Gather every line that includes the word "Weekly", please.

===============

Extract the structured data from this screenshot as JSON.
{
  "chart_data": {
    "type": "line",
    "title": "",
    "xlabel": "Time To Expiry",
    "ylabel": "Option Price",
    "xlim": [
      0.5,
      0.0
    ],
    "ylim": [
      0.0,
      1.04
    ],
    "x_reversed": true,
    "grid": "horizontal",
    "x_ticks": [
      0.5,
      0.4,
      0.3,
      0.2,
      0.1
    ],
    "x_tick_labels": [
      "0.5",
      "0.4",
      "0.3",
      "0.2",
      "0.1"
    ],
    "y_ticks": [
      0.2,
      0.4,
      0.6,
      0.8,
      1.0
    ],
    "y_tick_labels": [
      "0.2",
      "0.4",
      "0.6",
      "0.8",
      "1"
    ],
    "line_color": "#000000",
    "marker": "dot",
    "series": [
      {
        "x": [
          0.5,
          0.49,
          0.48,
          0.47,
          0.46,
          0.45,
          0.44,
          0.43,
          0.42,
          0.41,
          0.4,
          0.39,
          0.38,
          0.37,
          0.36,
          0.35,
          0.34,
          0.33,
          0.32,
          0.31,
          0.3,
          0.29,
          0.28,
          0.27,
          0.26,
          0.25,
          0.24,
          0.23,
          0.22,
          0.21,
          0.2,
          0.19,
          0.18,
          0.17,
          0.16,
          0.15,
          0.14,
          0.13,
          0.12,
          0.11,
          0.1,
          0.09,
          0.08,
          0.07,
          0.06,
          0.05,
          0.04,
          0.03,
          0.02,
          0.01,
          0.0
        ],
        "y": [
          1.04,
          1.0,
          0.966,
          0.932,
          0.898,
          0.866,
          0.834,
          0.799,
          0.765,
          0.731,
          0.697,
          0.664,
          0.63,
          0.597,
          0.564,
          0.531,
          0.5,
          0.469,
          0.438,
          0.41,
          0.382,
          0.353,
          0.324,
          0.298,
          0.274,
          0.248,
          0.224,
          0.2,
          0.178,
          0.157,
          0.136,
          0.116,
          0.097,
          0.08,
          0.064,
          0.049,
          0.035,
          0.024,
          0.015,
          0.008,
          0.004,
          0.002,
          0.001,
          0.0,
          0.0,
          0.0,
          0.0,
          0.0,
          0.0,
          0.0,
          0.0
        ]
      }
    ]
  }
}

===============

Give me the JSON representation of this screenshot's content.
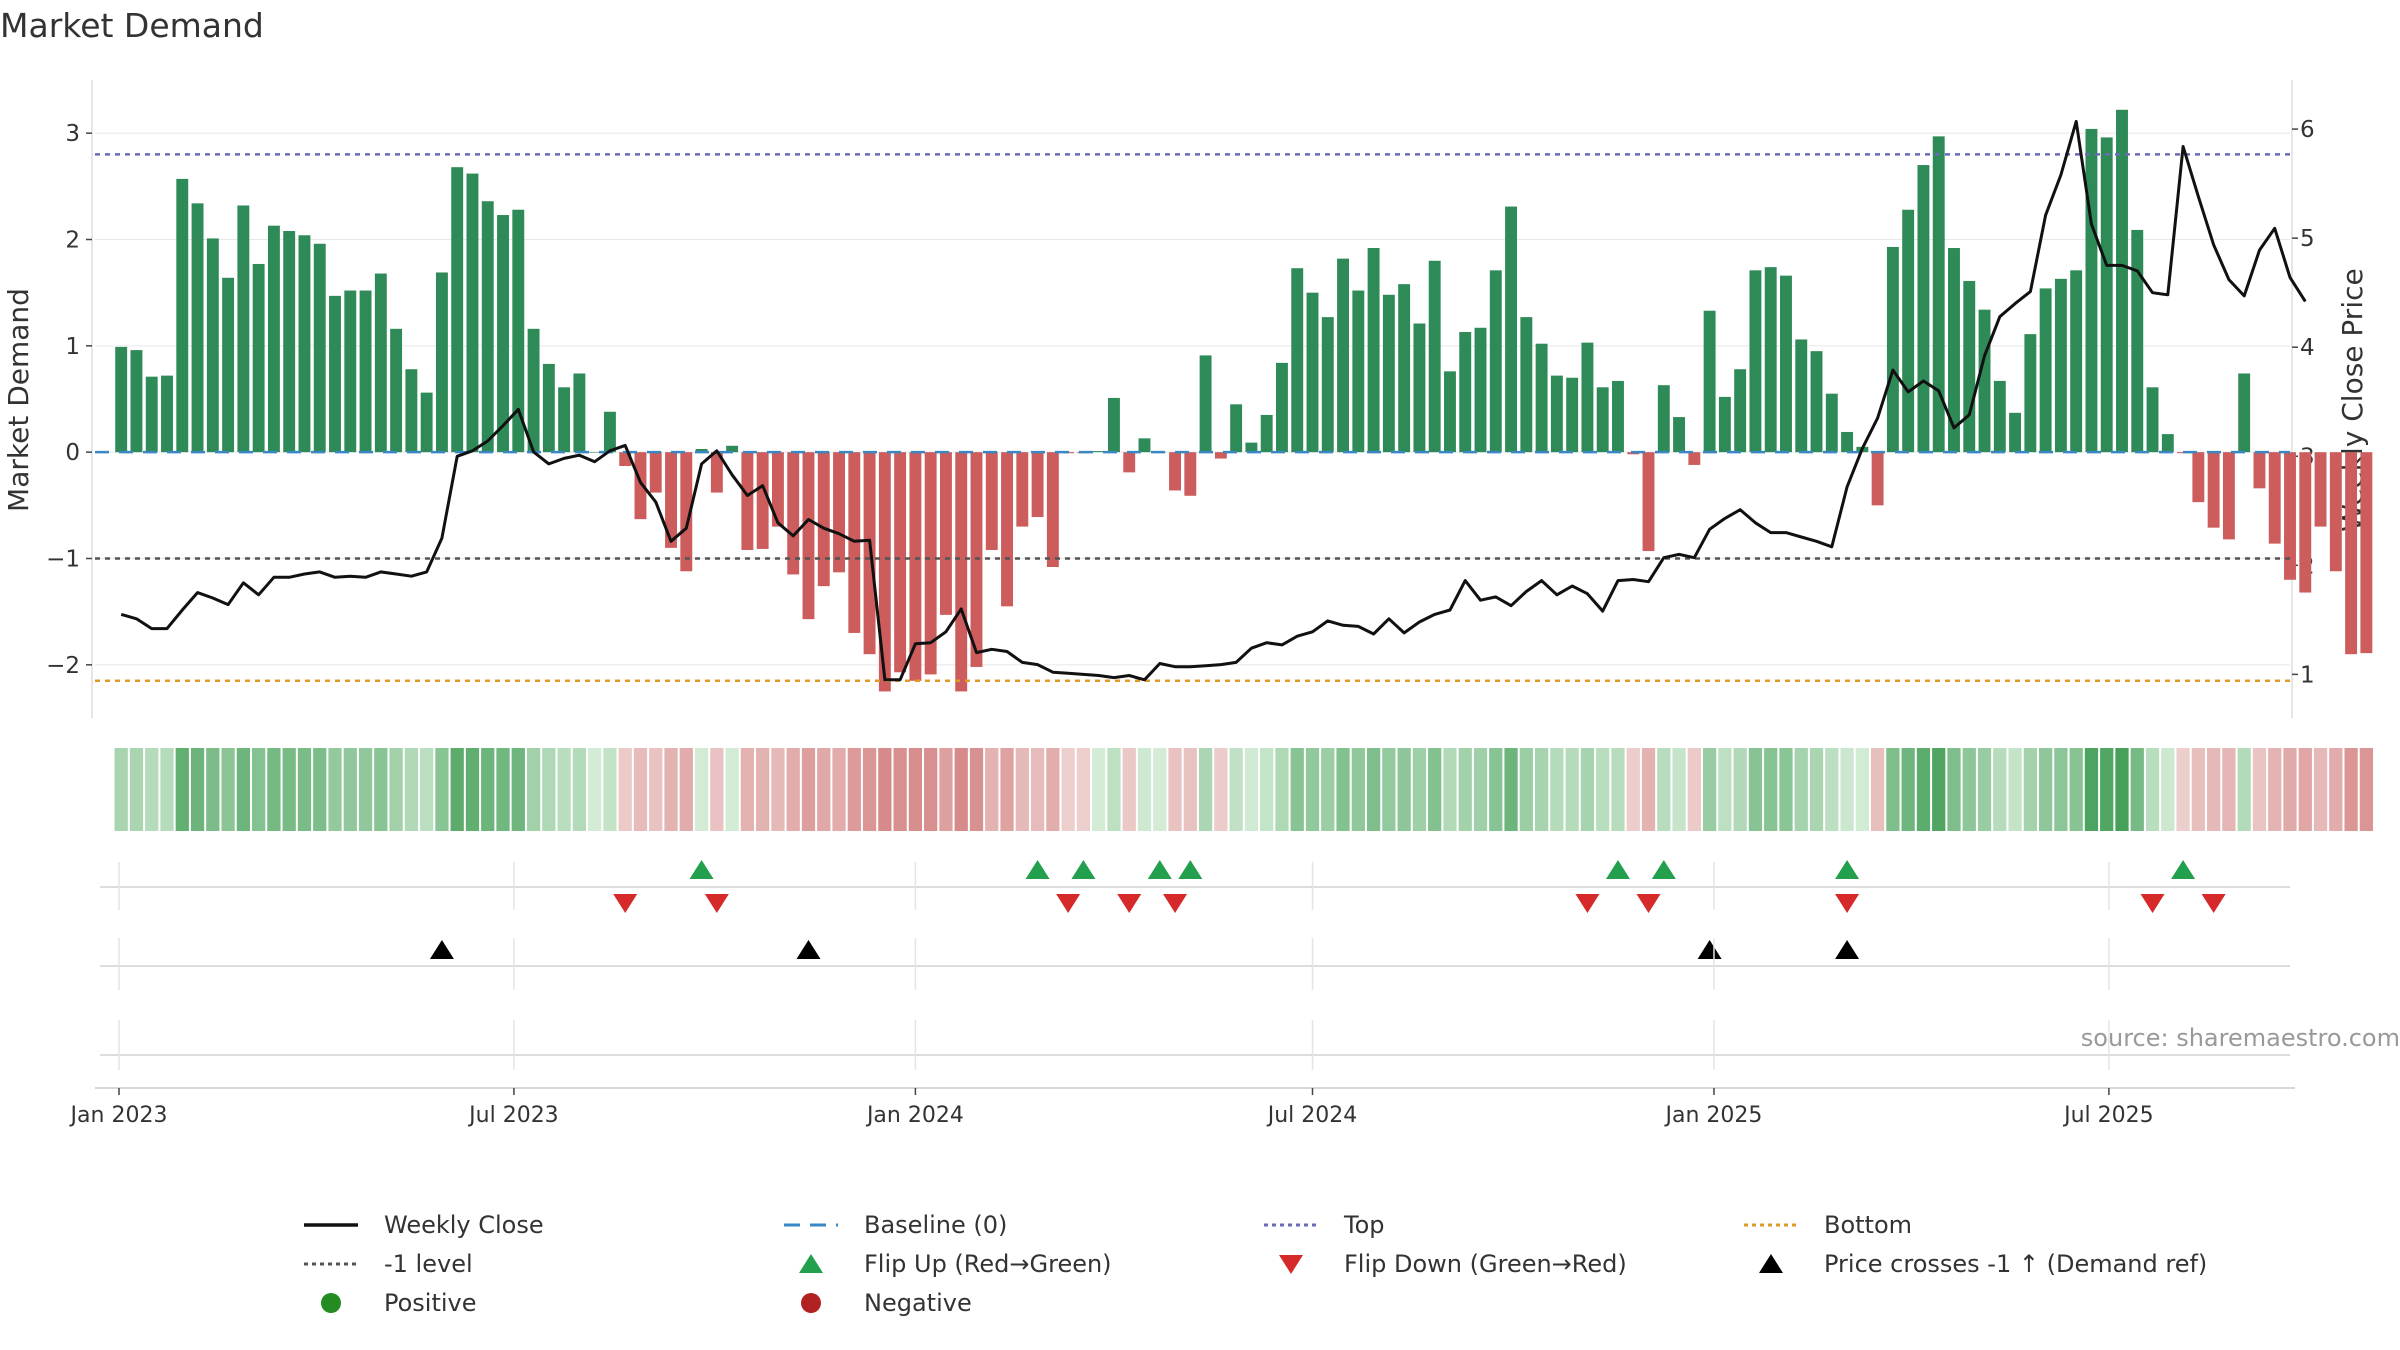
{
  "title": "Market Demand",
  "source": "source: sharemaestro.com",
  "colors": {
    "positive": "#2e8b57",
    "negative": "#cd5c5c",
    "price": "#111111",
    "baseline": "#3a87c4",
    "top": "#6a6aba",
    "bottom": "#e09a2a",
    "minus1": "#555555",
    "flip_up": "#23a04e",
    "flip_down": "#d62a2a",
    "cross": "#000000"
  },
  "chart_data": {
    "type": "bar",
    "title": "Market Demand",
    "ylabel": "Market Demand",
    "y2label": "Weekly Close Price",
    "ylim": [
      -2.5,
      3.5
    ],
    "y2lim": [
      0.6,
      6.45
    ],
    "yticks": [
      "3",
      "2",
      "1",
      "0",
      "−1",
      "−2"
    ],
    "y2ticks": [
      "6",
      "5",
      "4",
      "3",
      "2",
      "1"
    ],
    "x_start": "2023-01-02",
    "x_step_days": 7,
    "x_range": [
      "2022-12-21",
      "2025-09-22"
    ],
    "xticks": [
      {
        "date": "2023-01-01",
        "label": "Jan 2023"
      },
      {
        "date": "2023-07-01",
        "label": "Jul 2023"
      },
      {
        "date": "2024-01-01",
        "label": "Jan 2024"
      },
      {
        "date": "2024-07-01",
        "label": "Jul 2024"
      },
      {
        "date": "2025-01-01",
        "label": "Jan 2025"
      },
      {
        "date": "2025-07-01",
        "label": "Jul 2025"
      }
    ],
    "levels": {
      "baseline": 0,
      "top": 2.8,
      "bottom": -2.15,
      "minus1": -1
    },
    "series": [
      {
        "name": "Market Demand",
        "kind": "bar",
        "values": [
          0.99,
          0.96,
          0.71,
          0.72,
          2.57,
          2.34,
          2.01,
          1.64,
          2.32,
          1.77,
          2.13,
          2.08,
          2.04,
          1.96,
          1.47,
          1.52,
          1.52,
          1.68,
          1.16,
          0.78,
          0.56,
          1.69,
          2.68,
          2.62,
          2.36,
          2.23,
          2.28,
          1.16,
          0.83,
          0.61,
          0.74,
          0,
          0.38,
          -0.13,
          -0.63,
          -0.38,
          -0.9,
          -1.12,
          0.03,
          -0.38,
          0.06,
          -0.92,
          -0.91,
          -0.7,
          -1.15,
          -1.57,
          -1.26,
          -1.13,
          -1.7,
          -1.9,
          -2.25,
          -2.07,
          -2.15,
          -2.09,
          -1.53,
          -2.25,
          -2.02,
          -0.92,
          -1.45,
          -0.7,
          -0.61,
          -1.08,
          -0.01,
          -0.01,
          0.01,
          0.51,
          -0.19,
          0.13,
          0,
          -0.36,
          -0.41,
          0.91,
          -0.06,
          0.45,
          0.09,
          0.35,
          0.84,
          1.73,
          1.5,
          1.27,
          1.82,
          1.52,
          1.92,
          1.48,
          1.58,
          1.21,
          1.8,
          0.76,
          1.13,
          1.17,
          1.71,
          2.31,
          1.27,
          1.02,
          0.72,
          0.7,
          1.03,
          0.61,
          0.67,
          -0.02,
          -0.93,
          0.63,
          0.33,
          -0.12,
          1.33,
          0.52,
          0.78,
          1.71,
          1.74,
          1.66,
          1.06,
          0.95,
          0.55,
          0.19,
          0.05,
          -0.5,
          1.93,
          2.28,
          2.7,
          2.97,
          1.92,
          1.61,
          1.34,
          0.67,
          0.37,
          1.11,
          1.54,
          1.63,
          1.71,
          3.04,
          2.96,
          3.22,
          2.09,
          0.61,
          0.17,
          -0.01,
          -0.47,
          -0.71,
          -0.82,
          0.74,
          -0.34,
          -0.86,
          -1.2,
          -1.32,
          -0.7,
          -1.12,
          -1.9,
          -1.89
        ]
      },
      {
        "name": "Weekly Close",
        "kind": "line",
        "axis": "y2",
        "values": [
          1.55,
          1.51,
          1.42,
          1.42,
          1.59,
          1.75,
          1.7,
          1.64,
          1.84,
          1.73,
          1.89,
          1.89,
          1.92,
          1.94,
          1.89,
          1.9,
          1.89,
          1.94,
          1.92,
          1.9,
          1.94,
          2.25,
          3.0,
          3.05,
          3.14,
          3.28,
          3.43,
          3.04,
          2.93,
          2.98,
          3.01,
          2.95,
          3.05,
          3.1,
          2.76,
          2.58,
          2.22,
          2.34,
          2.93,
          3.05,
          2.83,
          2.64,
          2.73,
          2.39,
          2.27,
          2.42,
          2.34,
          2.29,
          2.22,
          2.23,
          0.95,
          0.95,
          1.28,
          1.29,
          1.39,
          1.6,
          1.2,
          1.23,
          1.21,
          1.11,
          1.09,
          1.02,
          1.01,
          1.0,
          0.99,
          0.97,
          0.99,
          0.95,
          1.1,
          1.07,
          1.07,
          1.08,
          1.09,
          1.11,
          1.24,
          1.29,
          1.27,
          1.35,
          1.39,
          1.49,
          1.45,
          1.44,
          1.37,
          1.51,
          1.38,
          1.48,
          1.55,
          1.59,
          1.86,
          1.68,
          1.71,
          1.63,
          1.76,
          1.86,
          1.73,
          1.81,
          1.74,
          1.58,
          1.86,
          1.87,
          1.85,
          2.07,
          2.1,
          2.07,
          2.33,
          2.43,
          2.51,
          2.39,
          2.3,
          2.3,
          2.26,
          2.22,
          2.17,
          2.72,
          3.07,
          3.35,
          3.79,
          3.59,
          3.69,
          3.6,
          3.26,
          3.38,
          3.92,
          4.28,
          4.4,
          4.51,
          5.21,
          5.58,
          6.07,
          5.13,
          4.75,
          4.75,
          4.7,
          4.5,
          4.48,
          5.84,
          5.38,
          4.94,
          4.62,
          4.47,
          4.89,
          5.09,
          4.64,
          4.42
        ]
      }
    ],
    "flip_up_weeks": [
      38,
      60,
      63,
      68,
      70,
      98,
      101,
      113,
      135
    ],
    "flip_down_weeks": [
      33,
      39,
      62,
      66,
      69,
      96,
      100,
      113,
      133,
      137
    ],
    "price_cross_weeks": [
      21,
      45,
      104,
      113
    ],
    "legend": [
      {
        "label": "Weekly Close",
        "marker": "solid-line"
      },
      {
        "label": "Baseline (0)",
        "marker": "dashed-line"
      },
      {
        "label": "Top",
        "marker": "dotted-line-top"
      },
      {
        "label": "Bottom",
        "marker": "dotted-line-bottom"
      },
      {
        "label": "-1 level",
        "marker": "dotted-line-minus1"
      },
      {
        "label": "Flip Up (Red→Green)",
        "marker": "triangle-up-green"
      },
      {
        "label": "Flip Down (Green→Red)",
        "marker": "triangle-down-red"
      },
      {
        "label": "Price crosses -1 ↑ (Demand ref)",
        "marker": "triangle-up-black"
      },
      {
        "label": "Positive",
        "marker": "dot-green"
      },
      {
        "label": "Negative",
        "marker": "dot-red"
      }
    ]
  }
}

===============

### [Solved exercise]
    "y2label": "Weekly Close Price",
        "name": "Weekly Close",
        "label": "Weekly Close",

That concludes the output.